— Start RECORDS PROVIDED —

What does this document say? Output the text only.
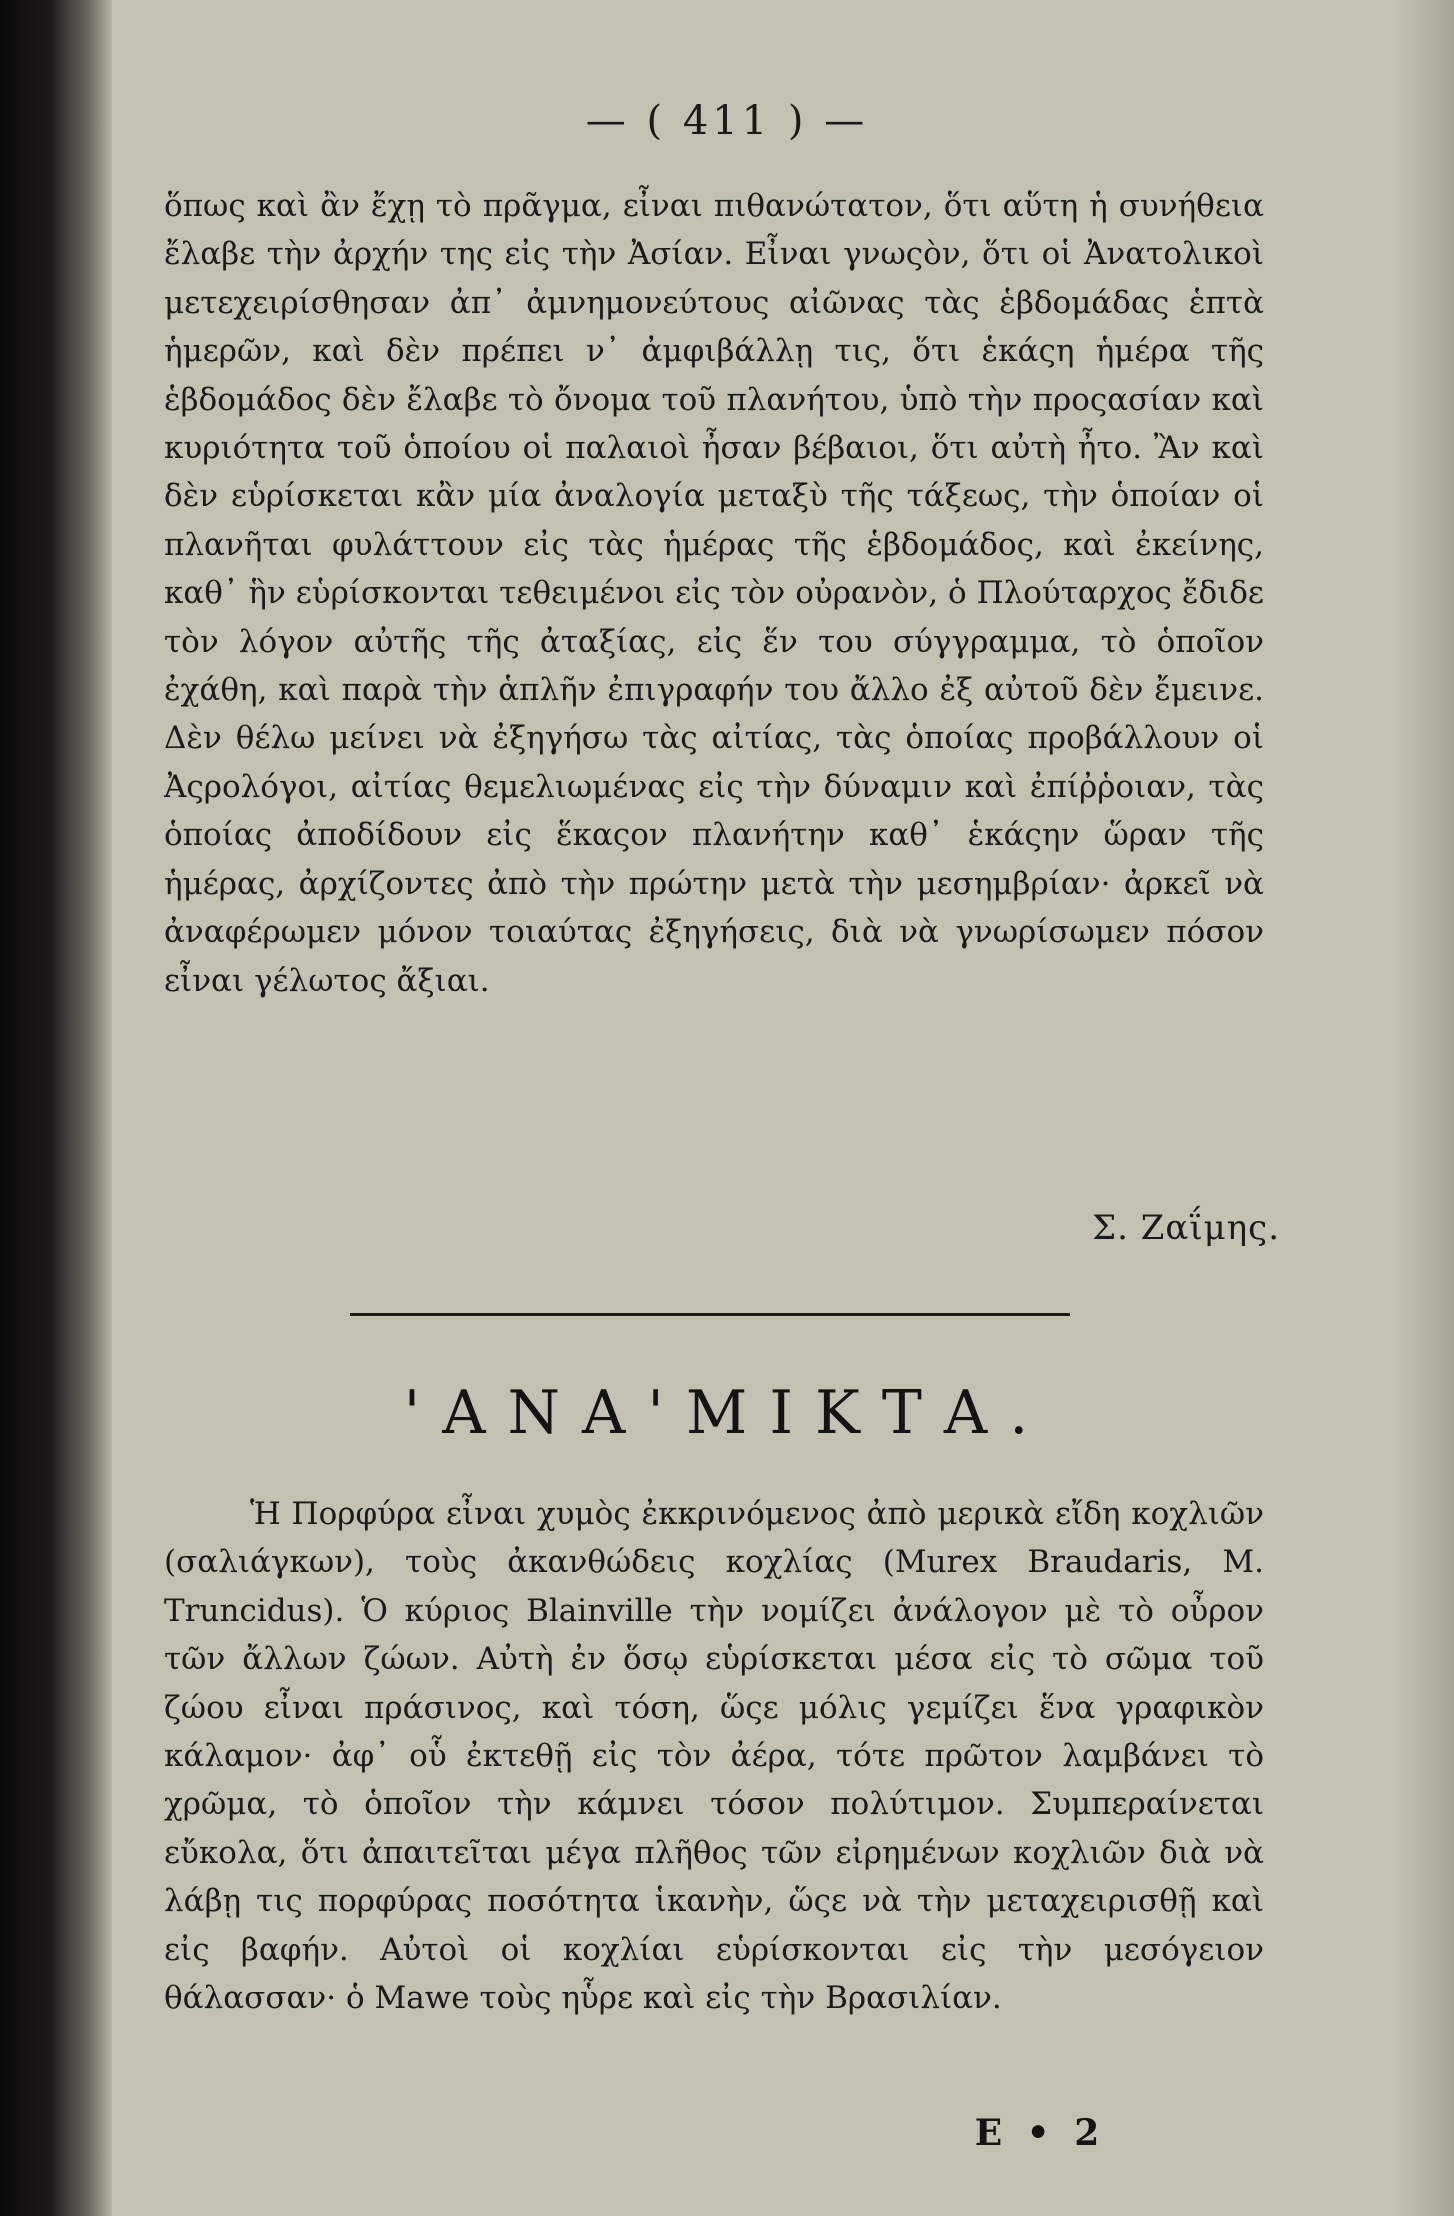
— ( 411 ) —

ὅπως καὶ ἂν ἔχῃ τὸ πρᾶγμα, εἶναι πιθανώτατον, ὅτι αὕτη ἡ συνήθεια ἔλαβε τὴν ἀρχήν της εἰς τὴν Ἀσίαν. Εἶναι γνωςὸν, ὅτι οἱ Ἀνατολικοὶ μετεχειρίσθησαν ἀπ᾿ ἀμνημονεύτους αἰῶνας τὰς ἑβδομάδας ἑπτὰ ἡμερῶν, καὶ δὲν πρέπει ν᾿ ἀμφιβάλλῃ τις, ὅτι ἑκάςη ἡμέρα τῆς ἑβδομάδος δὲν ἔλαβε τὸ ὄνομα τοῦ πλανήτου, ὑπὸ τὴν προςασίαν καὶ κυριότητα τοῦ ὁποίου οἱ παλαιοὶ ἦσαν βέβαιοι, ὅτι αὐτὴ ἦτο. Ἂν καὶ δὲν εὑρίσκεται κἂν μία ἀναλογία μεταξὺ τῆς τάξεως, τὴν ὁποίαν οἱ πλανῆται φυλάττουν εἰς τὰς ἡμέρας τῆς ἑβδομάδος, καὶ ἐκείνης, καθ᾿ ἣν εὑρίσκονται τεθειμένοι εἰς τὸν οὐρανὸν, ὁ Πλούταρχος ἔδιδε τὸν λόγον αὐτῆς τῆς ἀταξίας, εἰς ἕν του σύγγραμμα, τὸ ὁποῖον ἐχάθη, καὶ παρὰ τὴν ἁπλῆν ἐπιγραφήν του ἄλλο ἐξ αὐτοῦ δὲν ἔμεινε. Δὲν θέλω μείνει νὰ ἐξηγήσω τὰς αἰτίας, τὰς ὁποίας προβάλλουν οἱ Ἀςρολόγοι, αἰτίας θεμελιωμένας εἰς τὴν δύναμιν καὶ ἐπίῤῥοιαν, τὰς ὁποίας ἀποδίδουν εἰς ἕκαςον πλανήτην καθ᾿ ἑκάςην ὥραν τῆς ἡμέρας, ἀρχίζοντες ἀπὸ τὴν πρώτην μετὰ τὴν μεσημβρίαν· ἀρκεῖ νὰ ἀναφέρωμεν μόνον τοιαύτας ἐξηγήσεις, διὰ νὰ γνωρίσωμεν πόσον εἶναι γέλωτος ἄξιαι.

Σ. Ζαΐμης.
'ΑΝΑ'ΜΙΚΤΑ.

Ἡ Πορφύρα εἶναι χυμὸς ἐκκρινόμενος ἀπὸ μερικὰ εἴδη κοχλιῶν (σαλιάγκων), τοὺς ἀκανθώδεις κοχλίας (Murex Braudaris, M. Truncidus). Ὁ κύριος Blainville τὴν νομίζει ἀνάλογον μὲ τὸ οὖρον τῶν ἄλλων ζώων. Αὐτὴ ἐν ὅσῳ εὑρίσκεται μέσα εἰς τὸ σῶμα τοῦ ζώου εἶναι πράσινος, καὶ τόση, ὥςε μόλις γεμίζει ἕνα γραφικὸν κάλαμον· ἀφ᾿ οὗ ἐκτεθῇ εἰς τὸν ἀέρα, τότε πρῶτον λαμβάνει τὸ χρῶμα, τὸ ὁποῖον τὴν κάμνει τόσον πολύτιμον. Συμπεραίνεται εὔκολα, ὅτι ἀπαιτεῖται μέγα πλῆθος τῶν εἰρημένων κοχλιῶν διὰ νὰ λάβῃ τις πορφύρας ποσότητα ἱκανὴν, ὥςε νὰ τὴν μεταχειρισθῇ καὶ εἰς βαφήν. Αὐτοὶ οἱ κοχλίαι εὑρίσκονται εἰς τὴν μεσόγειον θάλασσαν· ὁ Mawe τοὺς ηὗρε καὶ εἰς τὴν Βρασιλίαν.

E • 2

— End RECORDS PROVIDED —

→ **GIVEN REQUEST**
Copy each line above precisely, dropping the pictures.

→ **ANSWER BELOW**
What does this document say? Output the text only.
— ( 411 ) —

ὅπως καὶ ἂν ἔχῃ τὸ πρᾶγμα, εἶναι πιθανώτατον, ὅτι αὕτη ἡ συνήθεια ἔλαβε τὴν ἀρχήν της εἰς τὴν Ἀσίαν. Εἶναι γνωςὸν, ὅτι οἱ Ἀνατολικοὶ μετεχειρίσθησαν ἀπ᾿ ἀμνημονεύτους αἰῶνας τὰς ἑβδομάδας ἑπτὰ ἡμερῶν, καὶ δὲν πρέπει ν᾿ ἀμφιβάλλῃ τις, ὅτι ἑκάςη ἡμέρα τῆς ἑβδομάδος δὲν ἔλαβε τὸ ὄνομα τοῦ πλανήτου, ὑπὸ τὴν προςασίαν καὶ κυριότητα τοῦ ὁποίου οἱ παλαιοὶ ἦσαν βέβαιοι, ὅτι αὐτὴ ἦτο. Ἂν καὶ δὲν εὑρίσκεται κἂν μία ἀναλογία μεταξὺ τῆς τάξεως, τὴν ὁποίαν οἱ πλανῆται φυλάττουν εἰς τὰς ἡμέρας τῆς ἑβδομάδος, καὶ ἐκείνης, καθ᾿ ἣν εὑρίσκονται τεθειμένοι εἰς τὸν οὐρανὸν, ὁ Πλούταρχος ἔδιδε τὸν λόγον αὐτῆς τῆς ἀταξίας, εἰς ἕν του σύγγραμμα, τὸ ὁποῖον ἐχάθη, καὶ παρὰ τὴν ἁπλῆν ἐπιγραφήν του ἄλλο ἐξ αὐτοῦ δὲν ἔμεινε. Δὲν θέλω μείνει νὰ ἐξηγήσω τὰς αἰτίας, τὰς ὁποίας προβάλλουν οἱ Ἀςρολόγοι, αἰτίας θεμελιωμένας εἰς τὴν δύναμιν καὶ ἐπίῤῥοιαν, τὰς ὁποίας ἀποδίδουν εἰς ἕκαςον πλανήτην καθ᾿ ἑκάςην ὥραν τῆς ἡμέρας, ἀρχίζοντες ἀπὸ τὴν πρώτην μετὰ τὴν μεσημβρίαν· ἀρκεῖ νὰ ἀναφέρωμεν μόνον τοιαύτας ἐξηγήσεις, διὰ νὰ γνωρίσωμεν πόσον εἶναι γέλωτος ἄξιαι.

Σ. Ζαΐμης.
'ΑΝΑ'ΜΙΚΤΑ.

Ἡ Πορφύρα εἶναι χυμὸς ἐκκρινόμενος ἀπὸ μερικὰ εἴδη κοχλιῶν (σαλιάγκων), τοὺς ἀκανθώδεις κοχλίας (Murex Braudaris, M. Truncidus). Ὁ κύριος Blainville τὴν νομίζει ἀνάλογον μὲ τὸ οὖρον τῶν ἄλλων ζώων. Αὐτὴ ἐν ὅσῳ εὑρίσκεται μέσα εἰς τὸ σῶμα τοῦ ζώου εἶναι πράσινος, καὶ τόση, ὥςε μόλις γεμίζει ἕνα γραφικὸν κάλαμον· ἀφ᾿ οὗ ἐκτεθῇ εἰς τὸν ἀέρα, τότε πρῶτον λαμβάνει τὸ χρῶμα, τὸ ὁποῖον τὴν κάμνει τόσον πολύτιμον. Συμπεραίνεται εὔκολα, ὅτι ἀπαιτεῖται μέγα πλῆθος τῶν εἰρημένων κοχλιῶν διὰ νὰ λάβῃ τις πορφύρας ποσότητα ἱκανὴν, ὥςε νὰ τὴν μεταχειρισθῇ καὶ εἰς βαφήν. Αὐτοὶ οἱ κοχλίαι εὑρίσκονται εἰς τὴν μεσόγειον θάλασσαν· ὁ Mawe τοὺς ηὗρε καὶ εἰς τὴν Βρασιλίαν.

E • 2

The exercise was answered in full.